Record set:
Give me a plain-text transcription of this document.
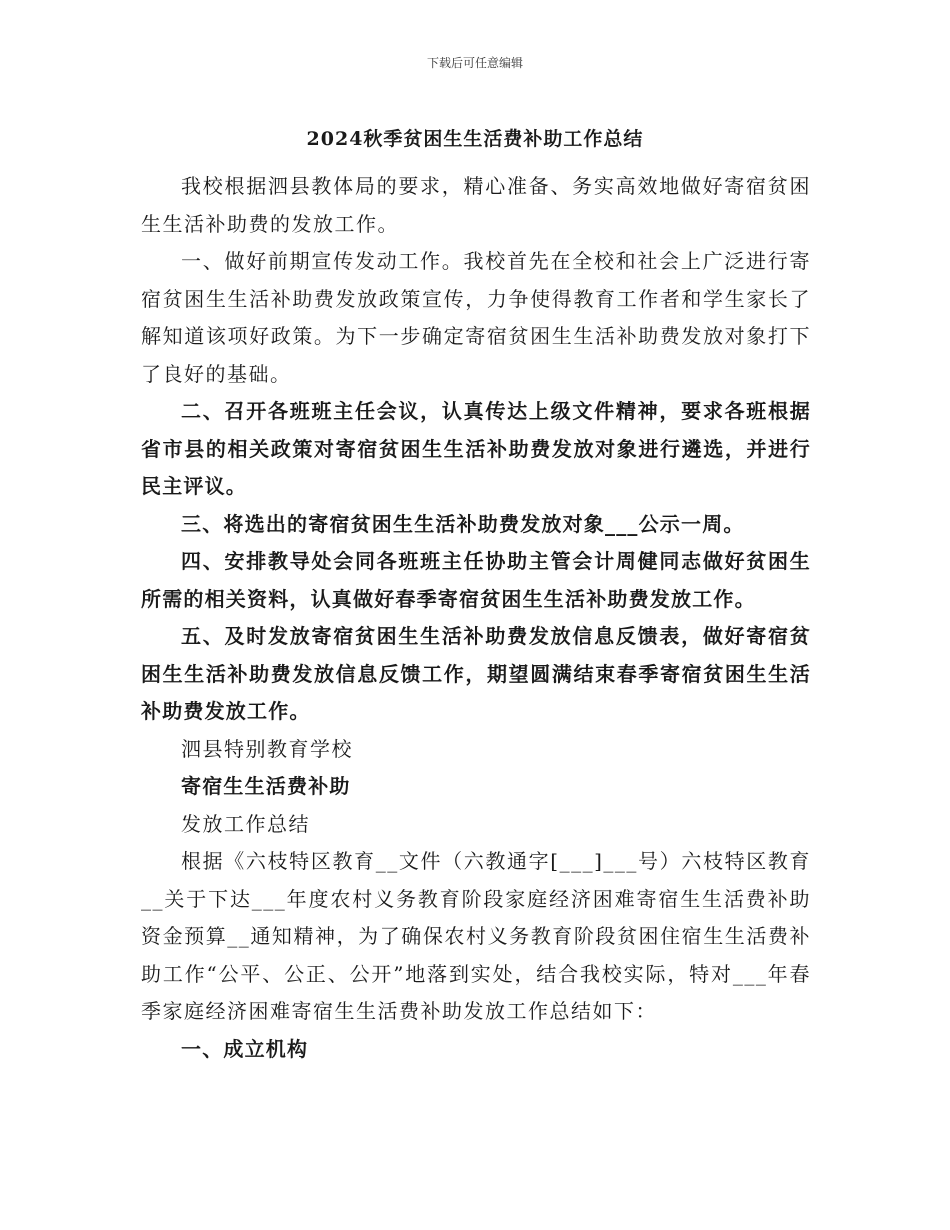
下载后可任意编辑
2024秋季贫困生生活费补助工作总结

我校根据泗县教体局的要求，精心准备、务实高效地做好寄宿贫困生生活补助费的发放工作。

一、做好前期宣传发动工作。我校首先在全校和社会上广泛进行寄宿贫困生生活补助费发放政策宣传，力争使得教育工作者和学生家长了解知道该项好政策。为下一步确定寄宿贫困生生活补助费发放对象打下了良好的基础。

二、召开各班班主任会议，认真传达上级文件精神，要求各班根据省市县的相关政策对寄宿贫困生生活补助费发放对象进行遴选，并进行民主评议。

三、将选出的寄宿贫困生生活补助费发放对象___公示一周。

四、安排教导处会同各班班主任协助主管会计周健同志做好贫困生所需的相关资料，认真做好春季寄宿贫困生生活补助费发放工作。

五、及时发放寄宿贫困生生活补助费发放信息反馈表，做好寄宿贫困生生活补助费发放信息反馈工作，期望圆满结束春季寄宿贫困生生活补助费发放工作。

泗县特别教育学校

寄宿生生活费补助

发放工作总结

根据《六枝特区教育__文件（六教通字[___]___号）六枝特区教育__关于下达___年度农村义务教育阶段家庭经济困难寄宿生生活费补助资金预算__通知精神，为了确保农村义务教育阶段贫困住宿生生活费补助工作“公平、公正、公开”地落到实处，结合我校实际，特对___年春季家庭经济困难寄宿生生活费补助发放工作总结如下：

一、成立机构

The problem:
Make an exact copy of all entries above, dropping the images.

Task solution:
Give me a plain-text transcription of this document.
下载后可任意编辑
2024秋季贫困生生活费补助工作总结

我校根据泗县教体局的要求，精心准备、务实高效地做好寄宿贫困生生活补助费的发放工作。

一、做好前期宣传发动工作。我校首先在全校和社会上广泛进行寄宿贫困生生活补助费发放政策宣传，力争使得教育工作者和学生家长了解知道该项好政策。为下一步确定寄宿贫困生生活补助费发放对象打下了良好的基础。

二、召开各班班主任会议，认真传达上级文件精神，要求各班根据省市县的相关政策对寄宿贫困生生活补助费发放对象进行遴选，并进行民主评议。

三、将选出的寄宿贫困生生活补助费发放对象___公示一周。

四、安排教导处会同各班班主任协助主管会计周健同志做好贫困生所需的相关资料，认真做好春季寄宿贫困生生活补助费发放工作。

五、及时发放寄宿贫困生生活补助费发放信息反馈表，做好寄宿贫困生生活补助费发放信息反馈工作，期望圆满结束春季寄宿贫困生生活补助费发放工作。

泗县特别教育学校

寄宿生生活费补助

发放工作总结

根据《六枝特区教育__文件（六教通字[___]___号）六枝特区教育__关于下达___年度农村义务教育阶段家庭经济困难寄宿生生活费补助资金预算__通知精神，为了确保农村义务教育阶段贫困住宿生生活费补助工作“公平、公正、公开”地落到实处，结合我校实际，特对___年春季家庭经济困难寄宿生生活费补助发放工作总结如下：

一、成立机构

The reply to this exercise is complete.